» Work to be completed
Which lines in the records below contain the word "混凝土搅拌车"? Copy each one out.
● ● ●
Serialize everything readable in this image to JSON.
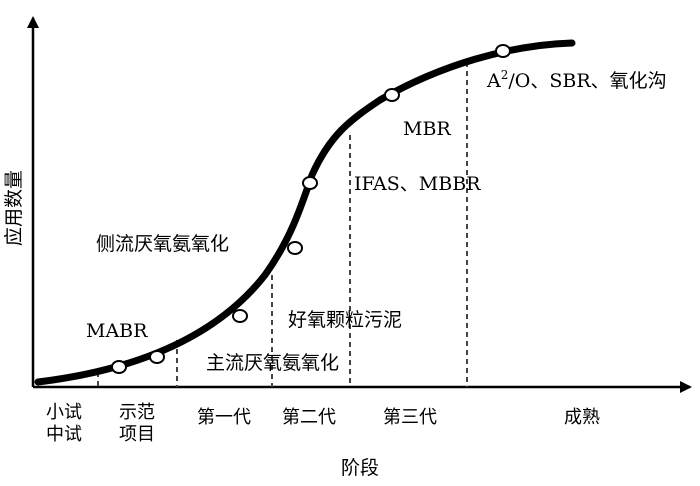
{
  "axes": {
    "y_title": "应用数量",
    "x_title": "阶段"
  },
  "stages": [
    {
      "lines": [
        "小试",
        "中试"
      ]
    },
    {
      "lines": [
        "示范",
        "项目"
      ]
    },
    {
      "lines": [
        "第一代"
      ]
    },
    {
      "lines": [
        "第二代"
      ]
    },
    {
      "lines": [
        "第三代"
      ]
    },
    {
      "lines": [
        "成熟"
      ]
    }
  ],
  "tech_labels": {
    "mabr": "MABR",
    "sidestream_anammox": "侧流厌氧氨氧化",
    "mainstream_anammox": "主流厌氧氨氧化",
    "aerobic_granular_sludge": "好氧颗粒污泥",
    "ifas_mbbr": "IFAS、MBBR",
    "mbr": "MBR",
    "a2o_prefix": "A",
    "a2o_sup": "2",
    "a2o_suffix": "/O、SBR、氧化沟"
  },
  "colors": {
    "curve": "#000000",
    "dashed": "#444444",
    "marker_fill": "#ffffff"
  }
}
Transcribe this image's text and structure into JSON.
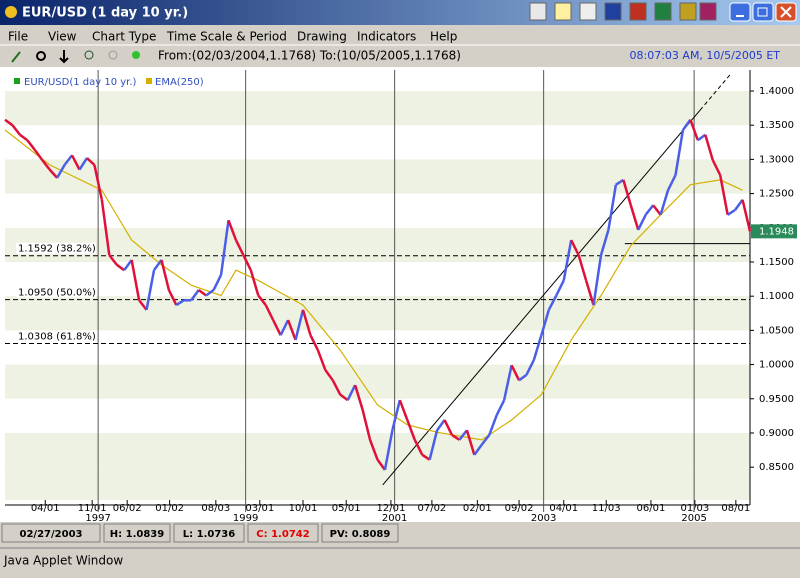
{
  "window": {
    "title": "EUR/USD (1 day 10 yr.)"
  },
  "menu": [
    "File",
    "View",
    "Chart Type",
    "Time Scale & Period",
    "Drawing",
    "Indicators",
    "Help"
  ],
  "toolbar": {
    "range": "From:(02/03/2004,1.1768) To:(10/05/2005,1.1768)",
    "clock": "08:07:03 AM, 10/5/2005 ET"
  },
  "chart_data": {
    "type": "line",
    "xlim": [
      0,
      100
    ],
    "ylim": [
      0.802,
      1.4307
    ],
    "yticks": [
      {
        "value": 1.4,
        "label": "1.4000"
      },
      {
        "value": 1.35,
        "label": "1.3500"
      },
      {
        "value": 1.3,
        "label": "1.3000"
      },
      {
        "value": 1.25,
        "label": "1.2500"
      },
      {
        "value": 1.2,
        "label": "1.2000"
      },
      {
        "value": 1.15,
        "label": "1.1500"
      },
      {
        "value": 1.1,
        "label": "1.1000"
      },
      {
        "value": 1.05,
        "label": "1.0500"
      },
      {
        "value": 1,
        "label": "1.0000"
      },
      {
        "value": 0.95,
        "label": "0.9500"
      },
      {
        "value": 0.9,
        "label": "0.9000"
      },
      {
        "value": 0.85,
        "label": "0.8500"
      }
    ],
    "xticks": [
      {
        "value": 5.4,
        "label": "04/01"
      },
      {
        "value": 11.7,
        "label": "11/01"
      },
      {
        "value": 16.4,
        "label": "06/02"
      },
      {
        "value": 22.1,
        "label": "01/02"
      },
      {
        "value": 28.3,
        "label": "08/03"
      },
      {
        "value": 34.2,
        "label": "03/01"
      },
      {
        "value": 40,
        "label": "10/01"
      },
      {
        "value": 45.8,
        "label": "05/01"
      },
      {
        "value": 51.8,
        "label": "12/01"
      },
      {
        "value": 57.3,
        "label": "07/02"
      },
      {
        "value": 63.4,
        "label": "02/01"
      },
      {
        "value": 69,
        "label": "09/02"
      },
      {
        "value": 75,
        "label": "04/01"
      },
      {
        "value": 80.7,
        "label": "11/03"
      },
      {
        "value": 86.7,
        "label": "06/01"
      },
      {
        "value": 92.6,
        "label": "01/03"
      },
      {
        "value": 98.1,
        "label": "08/01"
      }
    ],
    "year_lines": [
      {
        "value": 12.5,
        "label": "1997"
      },
      {
        "value": 32.3,
        "label": "1999"
      },
      {
        "value": 52.3,
        "label": "2001"
      },
      {
        "value": 72.3,
        "label": "2003"
      },
      {
        "value": 92.5,
        "label": "2005"
      }
    ],
    "series": [
      {
        "name": "EUR/USD(1 day  10 yr.)",
        "color": "#e0103a",
        "up_color": "#4a5ee8",
        "legend_color": "#1aa01a",
        "values": [
          1.358,
          1.35,
          1.336,
          1.328,
          1.314,
          1.299,
          1.285,
          1.273,
          1.292,
          1.306,
          1.285,
          1.302,
          1.292,
          1.241,
          1.16,
          1.146,
          1.138,
          1.153,
          1.094,
          1.08,
          1.138,
          1.153,
          1.109,
          1.087,
          1.094,
          1.094,
          1.109,
          1.101,
          1.109,
          1.131,
          1.211,
          1.182,
          1.16,
          1.138,
          1.101,
          1.087,
          1.065,
          1.043,
          1.065,
          1.036,
          1.08,
          1.043,
          1.021,
          0.992,
          0.977,
          0.956,
          0.948,
          0.97,
          0.934,
          0.89,
          0.861,
          0.846,
          0.904,
          0.948,
          0.919,
          0.89,
          0.868,
          0.861,
          0.904,
          0.919,
          0.897,
          0.89,
          0.904,
          0.868,
          0.883,
          0.897,
          0.926,
          0.948,
          0.999,
          0.977,
          0.985,
          1.007,
          1.043,
          1.08,
          1.101,
          1.123,
          1.182,
          1.16,
          1.123,
          1.087,
          1.16,
          1.197,
          1.263,
          1.27,
          1.233,
          1.197,
          1.219,
          1.233,
          1.219,
          1.255,
          1.277,
          1.343,
          1.358,
          1.328,
          1.336,
          1.299,
          1.277,
          1.219,
          1.226,
          1.241,
          1.1948
        ]
      },
      {
        "name": "EMA(250)",
        "color": "#d4b000",
        "x": [
          0,
          6,
          13,
          17,
          21,
          25,
          29,
          31,
          34,
          40,
          45,
          50,
          54,
          58,
          64,
          68,
          72,
          76,
          80,
          84,
          88,
          92,
          96,
          99
        ],
        "values": [
          1.343,
          1.292,
          1.255,
          1.182,
          1.146,
          1.116,
          1.101,
          1.138,
          1.123,
          1.087,
          1.021,
          0.941,
          0.912,
          0.901,
          0.89,
          0.919,
          0.956,
          1.036,
          1.101,
          1.174,
          1.219,
          1.263,
          1.27,
          1.255
        ]
      }
    ],
    "last_price": 1.1948,
    "fib_levels": [
      {
        "value": 1.1592,
        "label": "1.1592 (38.2%)"
      },
      {
        "value": 1.095,
        "label": "1.0950 (50.0%)"
      },
      {
        "value": 1.0308,
        "label": "1.0308 (61.8%)"
      }
    ],
    "trendline": {
      "x": [
        50.7,
        93.3
      ],
      "values": [
        0.824,
        1.372
      ]
    },
    "support": {
      "x": [
        83.2,
        100
      ],
      "value": 1.1768
    }
  },
  "status": {
    "date": "02/27/2003",
    "high": "H: 1.0839",
    "low": "L: 1.0736",
    "close": "C: 1.0742",
    "pv": "PV: 0.8089"
  },
  "footer": "Java Applet Window"
}
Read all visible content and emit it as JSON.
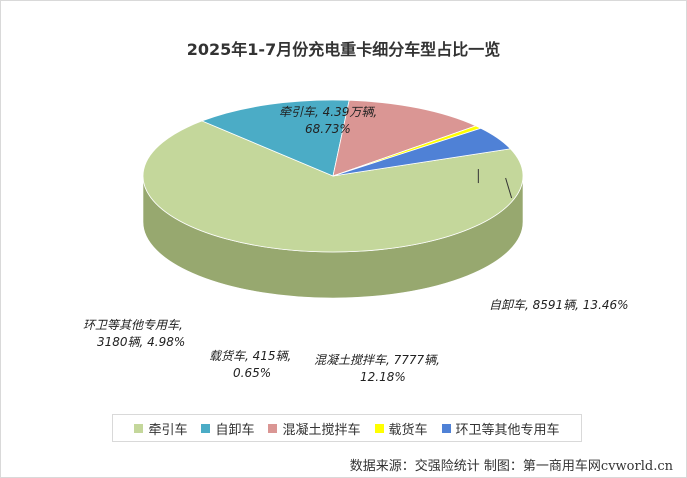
{
  "chart_data": {
    "type": "pie",
    "title": "2025年1-7月份充电重卡细分车型占比一览",
    "series": [
      {
        "name": "牵引车",
        "value": 68.73,
        "color": "#c4d79b",
        "side_color": "#97a86f",
        "label_line1": "牵引车, 4.39万辆,",
        "label_line2": "68.73%"
      },
      {
        "name": "自卸车",
        "value": 13.46,
        "color": "#4bacc6",
        "side_color": "#1f4e5e",
        "label_line1": "自卸车, 8591辆, 13.46%",
        "label_line2": ""
      },
      {
        "name": "混凝土搅拌车",
        "value": 12.18,
        "color": "#da9694",
        "side_color": "#5e3a39",
        "label_line1": "混凝土搅拌车, 7777辆,",
        "label_line2": "12.18%"
      },
      {
        "name": "载货车",
        "value": 0.65,
        "color": "#ffff00",
        "side_color": "#b3b300",
        "label_line1": "载货车, 415辆,",
        "label_line2": "0.65%"
      },
      {
        "name": "环卫等其他专用车",
        "value": 4.98,
        "color": "#4f81d6",
        "side_color": "#2b4c80",
        "label_line1": "环卫等其他专用车,",
        "label_line2": "3180辆, 4.98%"
      }
    ],
    "legend_placement": "bottom"
  },
  "footer": {
    "source_text": "数据来源：交强险统计  制图：第一商用车网cvworld.cn"
  }
}
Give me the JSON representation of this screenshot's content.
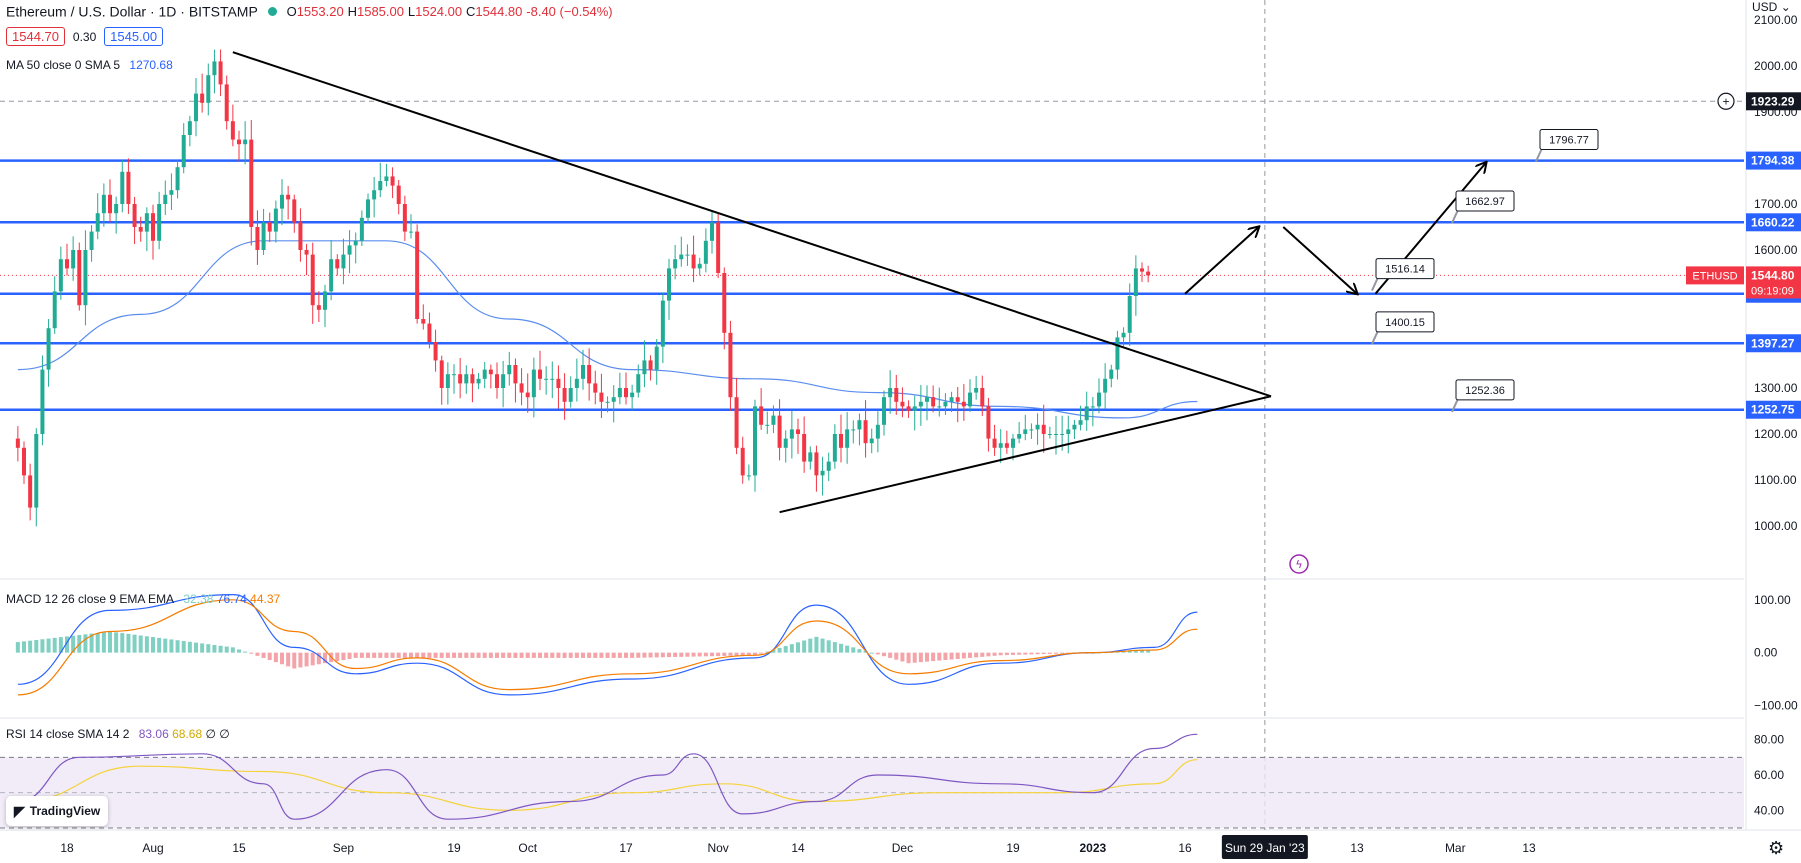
● ● ●
» Right answer
        "name": "混凝土搅拌车",
        "label_line1": "混凝土搅拌车, 7777辆,",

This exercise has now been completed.